** What is needed **
Your task is to quote the material that follows, in full and exactly.

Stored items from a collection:
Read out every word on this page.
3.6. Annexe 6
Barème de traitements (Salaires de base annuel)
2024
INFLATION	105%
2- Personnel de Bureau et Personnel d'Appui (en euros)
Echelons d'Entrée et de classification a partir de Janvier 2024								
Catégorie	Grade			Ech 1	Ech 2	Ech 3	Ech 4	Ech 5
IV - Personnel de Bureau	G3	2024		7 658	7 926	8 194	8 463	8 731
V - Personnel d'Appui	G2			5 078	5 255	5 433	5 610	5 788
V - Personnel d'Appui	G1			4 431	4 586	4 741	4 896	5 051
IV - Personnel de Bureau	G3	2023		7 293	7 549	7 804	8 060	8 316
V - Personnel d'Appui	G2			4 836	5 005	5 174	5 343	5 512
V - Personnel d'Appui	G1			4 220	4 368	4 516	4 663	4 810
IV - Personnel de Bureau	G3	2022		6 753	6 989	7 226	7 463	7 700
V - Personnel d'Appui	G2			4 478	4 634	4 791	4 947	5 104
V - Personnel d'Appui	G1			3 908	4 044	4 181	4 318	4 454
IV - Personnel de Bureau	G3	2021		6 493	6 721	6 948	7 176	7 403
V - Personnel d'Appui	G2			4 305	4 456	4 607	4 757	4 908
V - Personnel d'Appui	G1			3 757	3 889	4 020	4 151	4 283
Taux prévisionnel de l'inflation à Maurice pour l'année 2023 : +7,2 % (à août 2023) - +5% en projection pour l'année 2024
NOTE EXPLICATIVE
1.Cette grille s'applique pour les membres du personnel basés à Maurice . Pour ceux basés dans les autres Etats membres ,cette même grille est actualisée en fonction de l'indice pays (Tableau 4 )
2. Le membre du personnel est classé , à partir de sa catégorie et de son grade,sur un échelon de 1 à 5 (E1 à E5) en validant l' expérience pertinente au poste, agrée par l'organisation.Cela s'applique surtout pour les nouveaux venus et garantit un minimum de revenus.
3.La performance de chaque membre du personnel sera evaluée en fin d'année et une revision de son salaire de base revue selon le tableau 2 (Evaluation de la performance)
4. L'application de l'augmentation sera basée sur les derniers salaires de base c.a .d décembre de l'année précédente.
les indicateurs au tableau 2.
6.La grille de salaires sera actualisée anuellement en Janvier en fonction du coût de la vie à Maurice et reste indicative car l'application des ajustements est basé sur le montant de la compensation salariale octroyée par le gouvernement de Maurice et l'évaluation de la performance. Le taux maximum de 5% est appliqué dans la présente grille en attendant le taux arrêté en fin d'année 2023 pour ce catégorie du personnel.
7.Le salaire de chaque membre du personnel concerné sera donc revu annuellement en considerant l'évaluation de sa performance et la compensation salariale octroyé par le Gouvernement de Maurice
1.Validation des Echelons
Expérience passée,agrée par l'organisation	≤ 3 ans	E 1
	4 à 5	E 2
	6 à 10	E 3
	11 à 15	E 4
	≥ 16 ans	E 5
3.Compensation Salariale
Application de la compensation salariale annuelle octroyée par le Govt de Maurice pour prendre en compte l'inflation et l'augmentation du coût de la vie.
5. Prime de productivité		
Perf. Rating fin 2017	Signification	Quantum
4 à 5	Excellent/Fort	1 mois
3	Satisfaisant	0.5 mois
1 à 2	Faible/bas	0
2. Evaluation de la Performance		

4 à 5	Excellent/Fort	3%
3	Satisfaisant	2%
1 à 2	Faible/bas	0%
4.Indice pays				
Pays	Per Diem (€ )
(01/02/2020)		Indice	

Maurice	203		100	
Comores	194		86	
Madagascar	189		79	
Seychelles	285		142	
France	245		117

** Solution for this task **
Read out every word on this page.
3.6. Annexe 6
Barème de traitements (Salaires de base annuel)
2024
INFLATION	105%
2- Personnel de Bureau et Personnel d'Appui (en euros)
Echelons d'Entrée et de classification a partir de Janvier 2024								
Catégorie	Grade			Ech 1	Ech 2	Ech 3	Ech 4	Ech 5
IV - Personnel de Bureau	G3	2024		7 658	7 926	8 194	8 463	8 731
V - Personnel d'Appui	G2			5 078	5 255	5 433	5 610	5 788
V - Personnel d'Appui	G1			4 431	4 586	4 741	4 896	5 051
IV - Personnel de Bureau	G3	2023		7 293	7 549	7 804	8 060	8 316
V - Personnel d'Appui	G2			4 836	5 005	5 174	5 343	5 512
V - Personnel d'Appui	G1			4 220	4 368	4 516	4 663	4 810
IV - Personnel de Bureau	G3	2022		6 753	6 989	7 226	7 463	7 700
V - Personnel d'Appui	G2			4 478	4 634	4 791	4 947	5 104
V - Personnel d'Appui	G1			3 908	4 044	4 181	4 318	4 454
IV - Personnel de Bureau	G3	2021		6 493	6 721	6 948	7 176	7 403
V - Personnel d'Appui	G2			4 305	4 456	4 607	4 757	4 908
V - Personnel d'Appui	G1			3 757	3 889	4 020	4 151	4 283
Taux prévisionnel de l'inflation à Maurice pour l'année 2023 : +7,2 % (à août 2023) - +5% en projection pour l'année 2024
NOTE EXPLICATIVE
1.Cette grille s'applique pour les membres du personnel basés à Maurice . Pour ceux basés dans les autres Etats membres ,cette même grille est actualisée en fonction de l'indice pays (Tableau 4 )
2. Le membre du personnel est classé , à partir de sa catégorie et de son grade,sur un échelon de 1 à 5 (E1 à E5) en validant l' expérience pertinente au poste, agrée par l'organisation.Cela s'applique surtout pour les nouveaux venus et garantit un minimum de revenus.
3.La performance de chaque membre du personnel sera evaluée en fin d'année et une revision de son salaire de base revue selon le tableau 2 (Evaluation de la performance)
4. L'application de l'augmentation sera basée sur les derniers salaires de base c.a .d décembre de l'année précédente.
les indicateurs au tableau 2.
6.La grille de salaires sera actualisée anuellement en Janvier en fonction du coût de la vie à Maurice et reste indicative car l'application des ajustements est basé sur le montant de la compensation salariale octroyée par le gouvernement de Maurice et l'évaluation de la performance. Le taux maximum de 5% est appliqué dans la présente grille en attendant le taux arrêté en fin d'année 2023 pour ce catégorie du personnel.
7.Le salaire de chaque membre du personnel concerné sera donc revu annuellement en considerant l'évaluation de sa performance et la compensation salariale octroyé par le Gouvernement de Maurice
1.Validation des Echelons
Expérience passée,agrée par l'organisation	≤ 3 ans	E 1
	4 à 5	E 2
	6 à 10	E 3
	11 à 15	E 4
	≥ 16 ans	E 5
3.Compensation Salariale
Application de la compensation salariale annuelle octroyée par le Govt de Maurice pour prendre en compte l'inflation et l'augmentation du coût de la vie.
5. Prime de productivité		
Perf. Rating fin 2017	Signification	Quantum
4 à 5	Excellent/Fort	1 mois
3	Satisfaisant	0.5 mois
1 à 2	Faible/bas	0
2. Evaluation de la Performance		

4 à 5	Excellent/Fort	3%
3	Satisfaisant	2%
1 à 2	Faible/bas	0%
4.Indice pays				
Pays	Per Diem (€ )
(01/02/2020)		Indice	

Maurice	203		100	
Comores	194		86	
Madagascar	189		79	
Seychelles	285		142	
France	245		117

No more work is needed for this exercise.